◆ WRITTEN INSTRUCTION ◆
Pull out every line in the data that has the string "yyyy" in it.

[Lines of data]
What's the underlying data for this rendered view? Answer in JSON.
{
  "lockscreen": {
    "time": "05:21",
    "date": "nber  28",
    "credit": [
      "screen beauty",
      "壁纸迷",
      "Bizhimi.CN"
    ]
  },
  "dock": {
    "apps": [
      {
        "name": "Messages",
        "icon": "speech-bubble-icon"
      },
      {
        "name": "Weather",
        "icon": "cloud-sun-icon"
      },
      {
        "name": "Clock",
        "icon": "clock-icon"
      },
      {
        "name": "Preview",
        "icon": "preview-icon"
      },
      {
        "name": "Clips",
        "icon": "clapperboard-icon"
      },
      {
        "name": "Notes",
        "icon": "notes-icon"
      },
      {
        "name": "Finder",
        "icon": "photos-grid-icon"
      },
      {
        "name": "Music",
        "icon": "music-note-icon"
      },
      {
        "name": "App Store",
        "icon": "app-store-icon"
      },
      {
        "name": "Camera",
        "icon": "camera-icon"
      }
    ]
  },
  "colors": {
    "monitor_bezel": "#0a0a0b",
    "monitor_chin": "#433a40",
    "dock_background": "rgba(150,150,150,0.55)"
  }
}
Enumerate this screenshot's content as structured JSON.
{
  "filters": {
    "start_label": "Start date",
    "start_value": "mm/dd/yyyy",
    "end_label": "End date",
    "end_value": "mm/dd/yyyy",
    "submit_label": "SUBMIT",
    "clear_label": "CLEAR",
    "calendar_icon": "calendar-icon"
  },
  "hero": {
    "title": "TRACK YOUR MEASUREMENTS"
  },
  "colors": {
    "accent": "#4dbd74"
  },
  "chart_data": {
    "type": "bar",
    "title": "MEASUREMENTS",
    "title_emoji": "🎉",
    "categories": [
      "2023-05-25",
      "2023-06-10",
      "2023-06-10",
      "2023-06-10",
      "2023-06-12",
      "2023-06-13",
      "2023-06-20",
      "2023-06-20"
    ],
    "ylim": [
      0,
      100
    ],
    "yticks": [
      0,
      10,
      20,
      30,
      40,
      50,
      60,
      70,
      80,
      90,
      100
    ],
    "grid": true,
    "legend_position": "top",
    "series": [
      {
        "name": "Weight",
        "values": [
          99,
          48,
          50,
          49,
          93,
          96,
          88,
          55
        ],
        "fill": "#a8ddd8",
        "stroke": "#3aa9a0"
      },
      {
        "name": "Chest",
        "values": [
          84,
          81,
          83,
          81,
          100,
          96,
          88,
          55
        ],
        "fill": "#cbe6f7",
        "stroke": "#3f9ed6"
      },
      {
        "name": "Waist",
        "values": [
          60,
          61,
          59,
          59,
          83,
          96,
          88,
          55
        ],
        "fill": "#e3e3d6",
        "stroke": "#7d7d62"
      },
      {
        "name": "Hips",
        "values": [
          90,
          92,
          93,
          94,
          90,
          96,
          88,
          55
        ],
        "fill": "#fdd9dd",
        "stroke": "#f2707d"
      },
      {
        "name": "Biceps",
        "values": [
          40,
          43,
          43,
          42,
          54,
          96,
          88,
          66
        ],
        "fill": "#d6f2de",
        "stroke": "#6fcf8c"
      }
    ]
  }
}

◆ CORRECT ANSWER ◆
    "start_value": "mm/dd/yyyy",
    "end_value": "mm/dd/yyyy",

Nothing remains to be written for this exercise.